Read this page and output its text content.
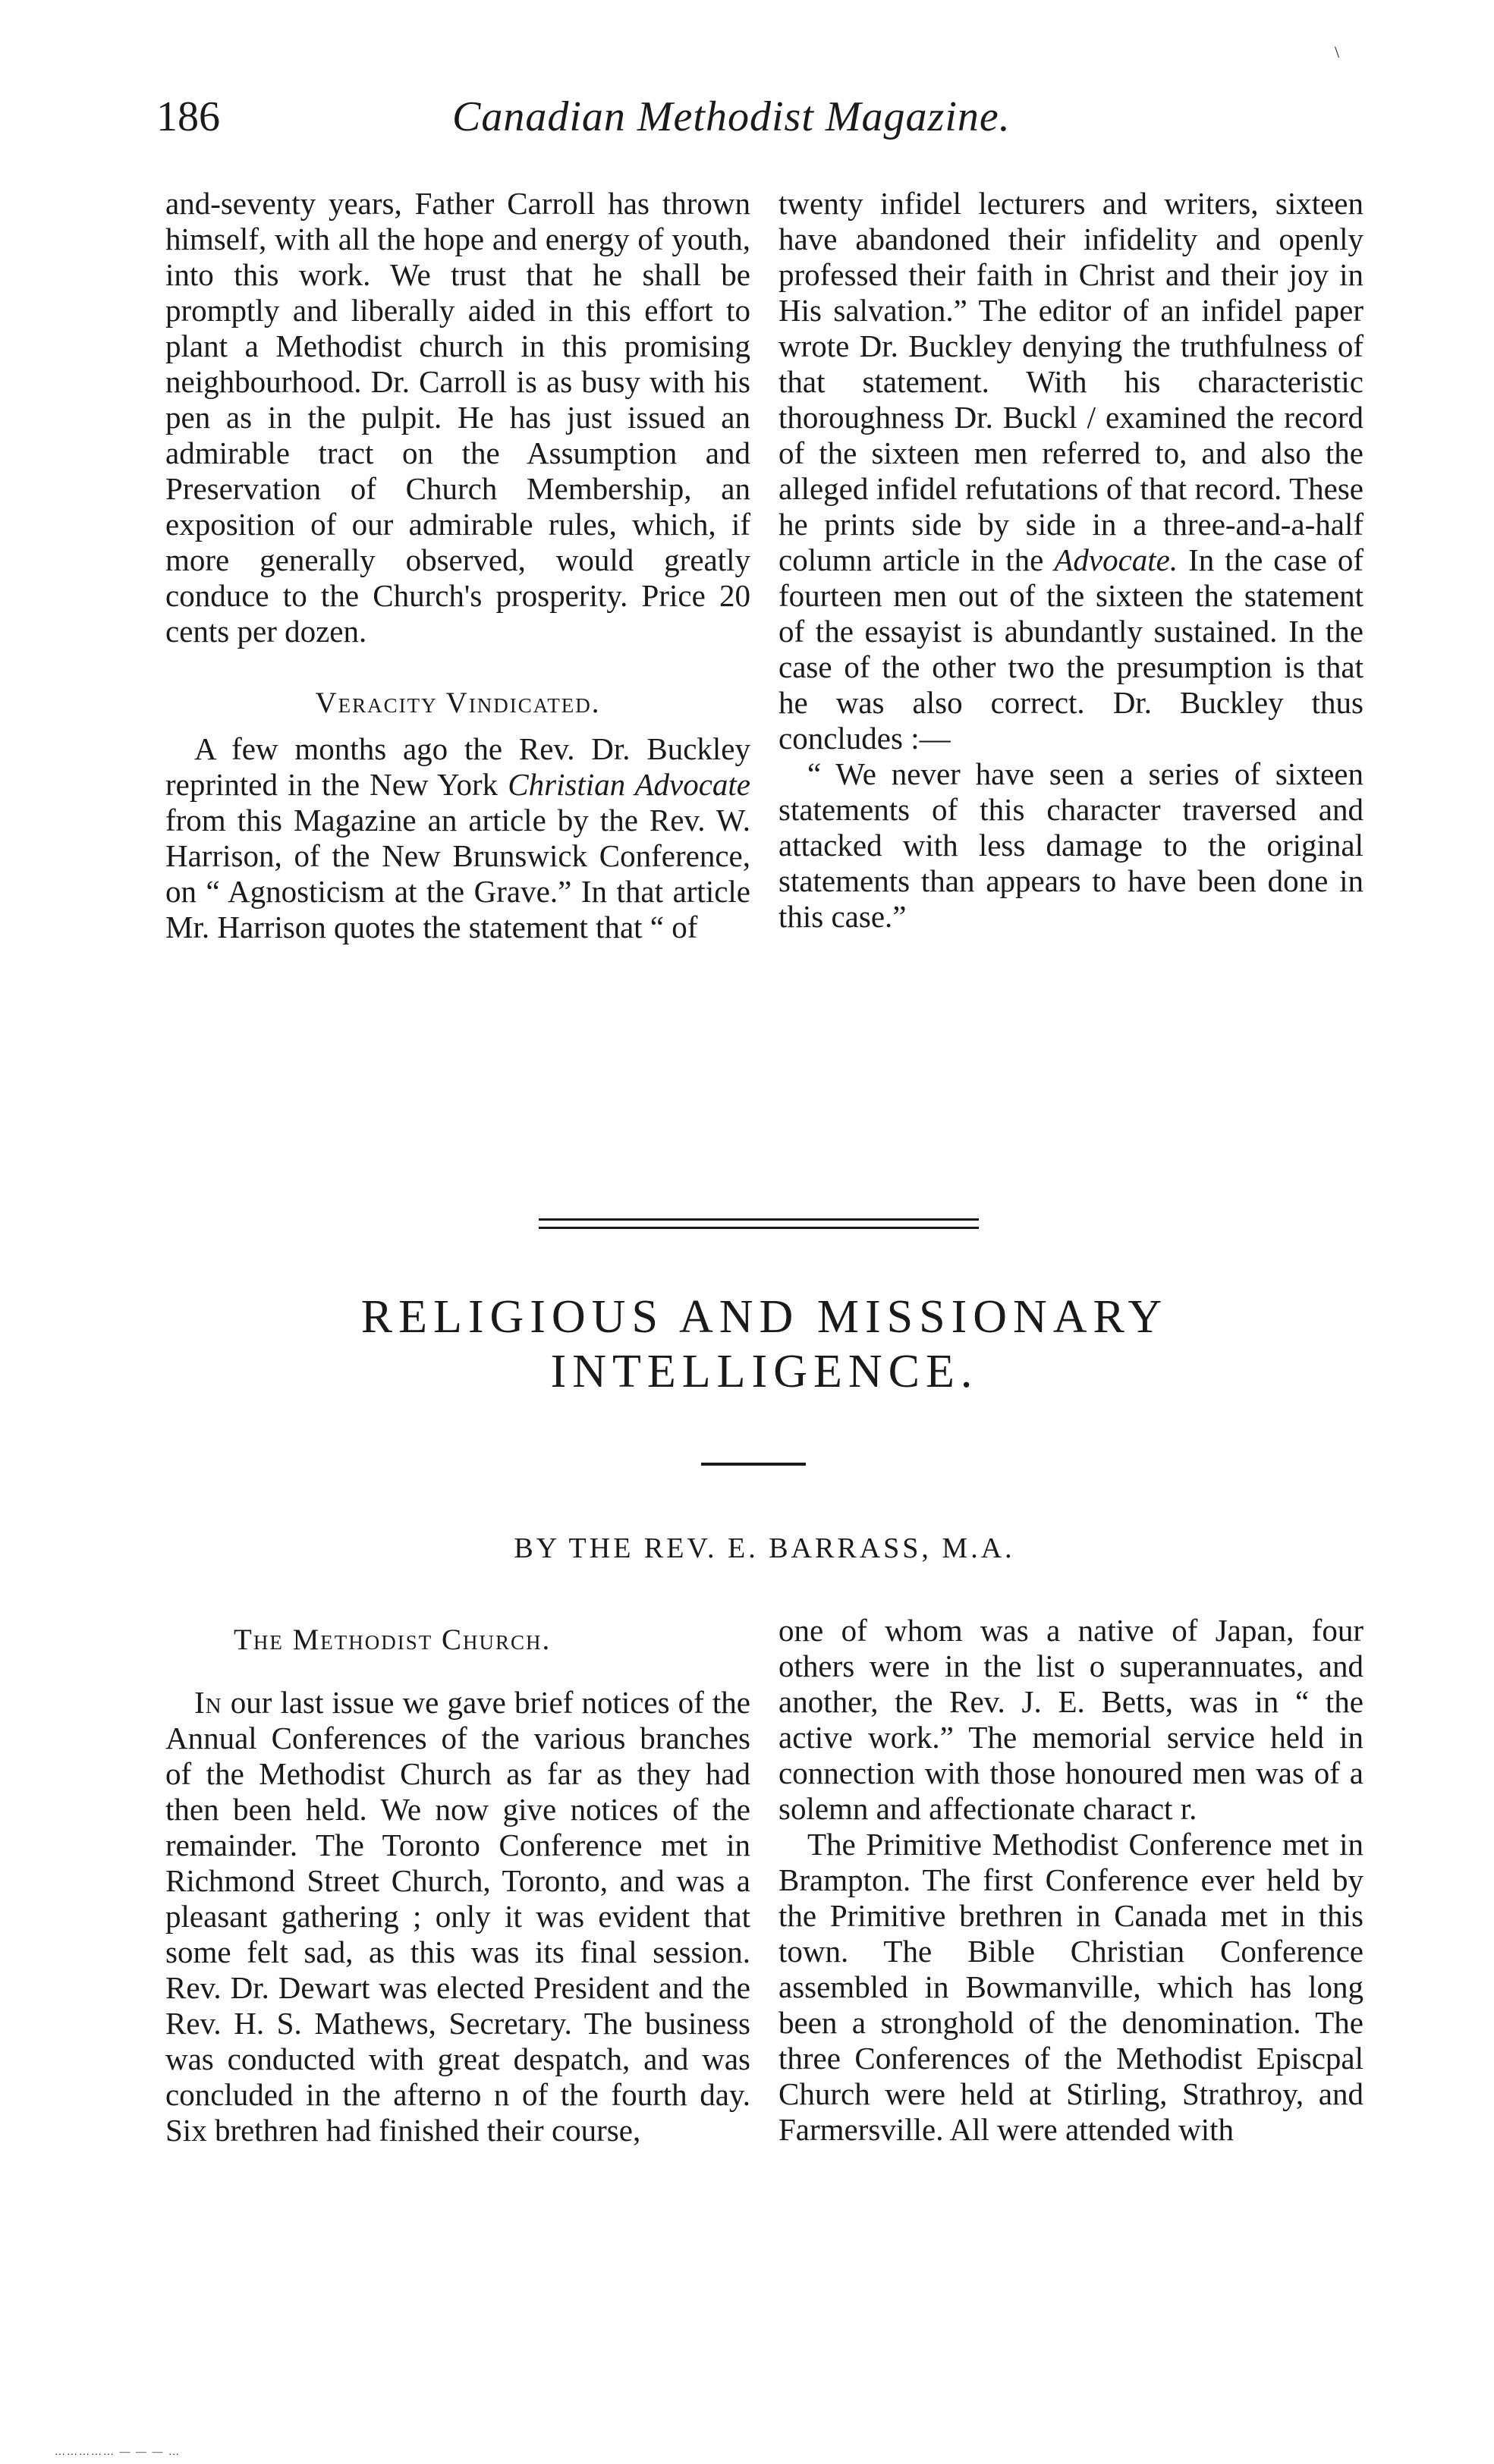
\
186	Canadian Methodist Magazine.

and-seventy years, Father Carroll has thrown himself, with all the hope and energy of youth, into this work. We trust that he shall be promptly and liberally aided in this effort to plant a Methodist church in this promising neighbourhood. Dr. Carroll is as busy with his pen as in the pulpit. He has just issued an admirable tract on the Assumption and Preservation of Church Membership, an exposition of our admirable rules, which, if more generally observed, would greatly conduce to the Church's prosperity. Price 20 cents per dozen.

Veracity Vindicated.

A few months ago the Rev. Dr. Buckley reprinted in the New York Christian Advocate from this Magazine an article by the Rev. W. Harrison, of the New Brunswick Conference, on “ Agnosticism at the Grave.” In that article Mr. Harrison quotes the statement that “ of

twenty infidel lecturers and writers, sixteen have abandoned their infidelity and openly professed their faith in Christ and their joy in His salvation.” The editor of an infidel paper wrote Dr. Buckley denying the truthfulness of that statement. With his characteristic thoroughness Dr. Buckl / examined the record of the sixteen men referred to, and also the alleged infidel refutations of that record. These he prints side by side in a three-and-a-half column article in the Advocate. In the case of fourteen men out of the sixteen the statement of the essayist is abundantly sustained. In the case of the other two the presumption is that he was also correct. Dr. Buckley thus concludes :—

“ We never have seen a series of sixteen statements of this character traversed and attacked with less damage to the original statements than appears to have been done in this case.”

RELIGIOUS AND MISSIONARY
INTELLIGENCE.
BY THE REV. E. BARRASS, M.A.

The Methodist Church.

In our last issue we gave brief notices of the Annual Conferences of the various branches of the Methodist Church as far as they had then been held. We now give notices of the remainder. The Toronto Conference met in Richmond Street Church, Toronto, and was a pleasant gathering ; only it was evident that some felt sad, as this was its final session. Rev. Dr. Dewart was elected President and the Rev. H. S. Mathews, Secretary. The business was conducted with great despatch, and was concluded in the afterno n of the fourth day. Six brethren had finished their course,

one of whom was a native of Japan, four others were in the list o superannuates, and another, the Rev. J. E. Betts, was in “ the active work.” The memorial service held in connection with those honoured men was of a solemn and affectionate charact r.

The Primitive Methodist Conference met in Brampton. The first Conference ever held by the Primitive brethren in Canada met in this town. The Bible Christian Conference assembled in Bowmanville, which has long been a stronghold of the denomination. The three Conferences of the Methodist Episcpal Church were held at Stirling, Strathroy, and Farmersville. All were attended with

…………… — — — …
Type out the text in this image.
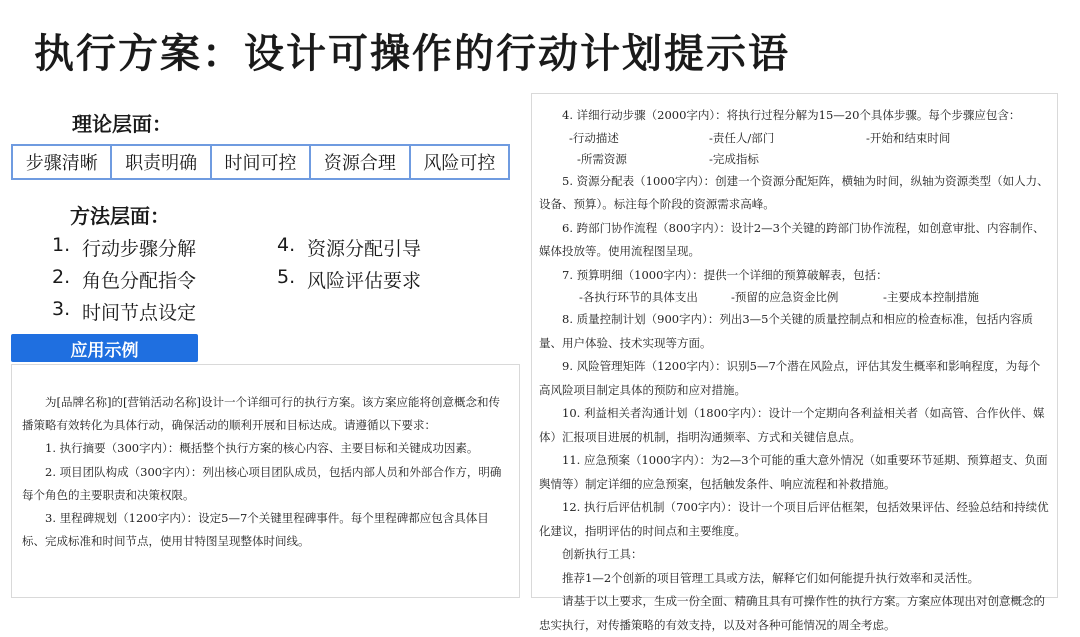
执行方案：设计可操作的行动计划提示语
理论层面：
步骤清晰	职责明确	时间可控	资源合理	风险可控
方法层面：
1. 行动步骤分解
2. 角色分配指令
3. 时间节点设定
4. 资源分配引导
5. 风险评估要求
应用示例

为[品牌名称]的[营销活动名称]设计一个详细可行的执行方案。该方案应能将创意概念和传播策略有效转化为具体行动，确保活动的顺利开展和目标达成。请遵循以下要求：

1. 执行摘要（300字内）：概括整个执行方案的核心内容、主要目标和关键成功因素。

2. 项目团队构成（300字内）：列出核心项目团队成员，包括内部人员和外部合作方，明确每个角色的主要职责和决策权限。

3. 里程碑规划（1200字内）：设定5—7个关键里程碑事件。每个里程碑都应包含具体目标、完成标准和时间节点，使用甘特图呈现整体时间线。

4. 详细行动步骤（2000字内）：将执行过程分解为15—20个具体步骤。每个步骤应包含：

-行动描述	-责任人/部门	-开始和结束时间
-所需资源	-完成指标

5. 资源分配表（1000字内）：创建一个资源分配矩阵，横轴为时间，纵轴为资源类型（如人力、设备、预算）。标注每个阶段的资源需求高峰。

6. 跨部门协作流程（800字内）：设计2—3个关键的跨部门协作流程，如创意审批、内容制作、媒体投放等。使用流程图呈现。

7. 预算明细（1000字内）：提供一个详细的预算破解表，包括：

-各执行环节的具体支出	-预留的应急资金比例	-主要成本控制措施

8. 质量控制计划（900字内）：列出3—5个关键的质量控制点和相应的检查标准，包括内容质量、用户体验、技术实现等方面。

9. 风险管理矩阵（1200字内）：识别5—7个潜在风险点，评估其发生概率和影响程度，为每个高风险项目制定具体的预防和应对措施。

10. 利益相关者沟通计划（1800字内）：设计一个定期向各利益相关者（如高管、合作伙伴、媒体）汇报项目进展的机制，指明沟通频率、方式和关键信息点。

11. 应急预案（1000字内）：为2—3个可能的重大意外情况（如重要环节延期、预算超支、负面舆情等）制定详细的应急预案，包括触发条件、响应流程和补救措施。

12. 执行后评估机制（700字内）：设计一个项目后评估框架，包括效果评估、经验总结和持续优化建议，指明评估的时间点和主要维度。

创新执行工具：

推荐1—2个创新的项目管理工具或方法，解释它们如何能提升执行效率和灵活性。

请基于以上要求，生成一份全面、精确且具有可操作性的执行方案。方案应体现出对创意概念的忠实执行，对传播策略的有效支持，以及对各种可能情况的周全考虑。
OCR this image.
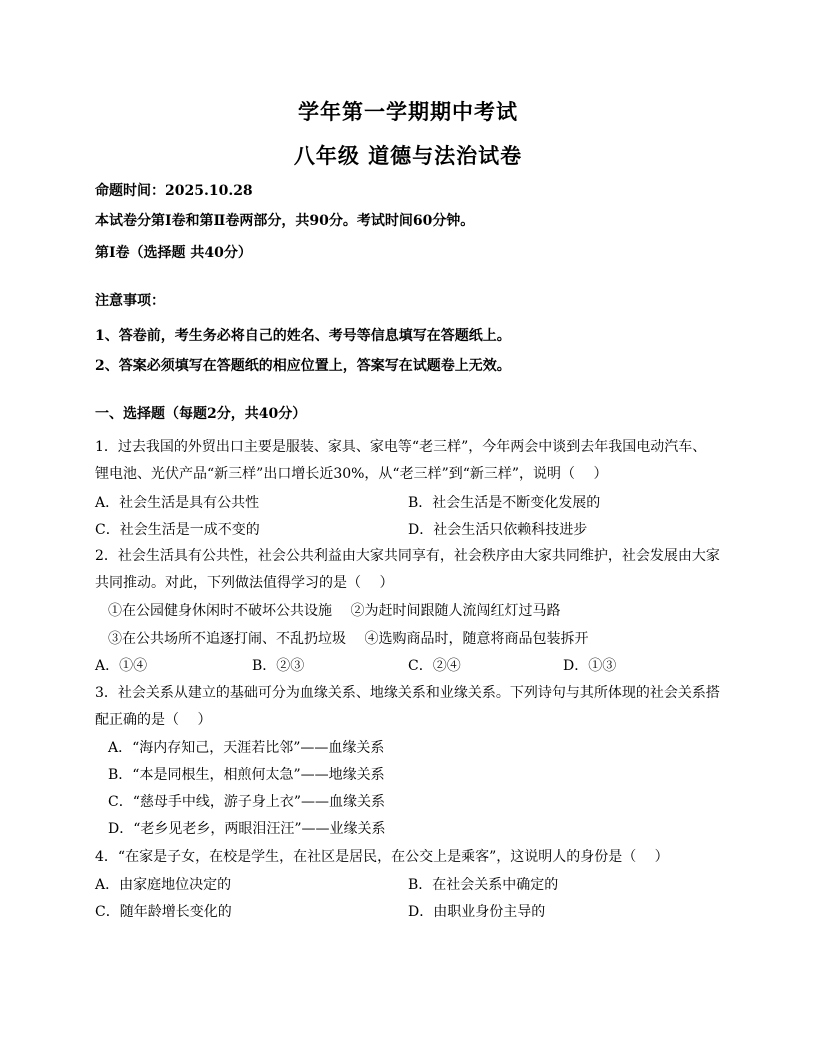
学年第一学期期中考试
八年级 道德与法治试卷
命题时间：2025.10.28
本试卷分第Ⅰ卷和第Ⅱ卷两部分，共90分。考试时间60分钟。
第Ⅰ卷（选择题 共40分）
注意事项：
1、答卷前，考生务必将自己的姓名、考号等信息填写在答题纸上。
2、答案必须填写在答题纸的相应位置上，答案写在试题卷上无效。
一、选择题（每题2分，共40分）
1．过去我国的外贸出口主要是服装、家具、家电等“老三样”，今年两会中谈到去年我国电动汽车、
锂电池、光伏产品“新三样”出口增长近30%，从“老三样”到“新三样”，说明（　 ）
A．社会生活是具有公共性	B．社会生活是不断变化发展的
C．社会生活是一成不变的	D．社会生活只依赖科技进步
2．社会生活具有公共性，社会公共利益由大家共同享有，社会秩序由大家共同维护，社会发展由大家
共同推动。对此，下列做法值得学习的是（　 ）
①在公园健身休闲时不破坏公共设施　 ②为赶时间跟随人流闯红灯过马路
③在公共场所不追逐打闹、不乱扔垃圾　 ④选购商品时，随意将商品包装拆开
A．①④	B．②③	C．②④	D．①③
3．社会关系从建立的基础可分为血缘关系、地缘关系和业缘关系。下列诗句与其所体现的社会关系搭
配正确的是（　 ）
A．“海内存知己，天涯若比邻”——血缘关系
B．“本是同根生，相煎何太急”——地缘关系
C．“慈母手中线，游子身上衣”——血缘关系
D．“老乡见老乡，两眼泪汪汪”——业缘关系
4．“在家是子女，在校是学生，在社区是居民，在公交上是乘客”，这说明人的身份是（　 ）
A．由家庭地位决定的	B．在社会关系中确定的
C．随年龄增长变化的	D．由职业身份主导的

◆ ◆ ◆ ◆ ◆ ◆ ◆

Filter the listing for the word "Conference" and copy every line that holds it.

The completed task:
A few months ago the Rev. Dr. Buckley reprinted in the New York Christian Advocate from this Magazine an article by the Rev. W. Harrison, of the New Brunswick Conference, on “ Agnosticism at the Grave.” In that article Mr. Harrison quotes the statement that “ of
In our last issue we gave brief notices of the Annual Conferences of the various branches of the Methodist Church as far as they had then been held. We now give notices of the remainder. The Toronto Conference met in Richmond Street Church, Toronto, and was a pleasant gathering ; only it was evident that some felt sad, as this was its final session. Rev. Dr. Dewart was elected President and the Rev. H. S. Mathews, Secretary. The business was conducted with great despatch, and was concluded in the afterno n of the fourth day. Six brethren had finished their course,
The Primitive Methodist Conference met in Brampton. The first Conference ever held by the Primitive brethren in Canada met in this town. The Bible Christian Conference assembled in Bowmanville, which has long been a stronghold of the denomination. The three Conferences of the Methodist Episcpal Church were held at Stirling, Strathroy, and Farmersville. All were attended with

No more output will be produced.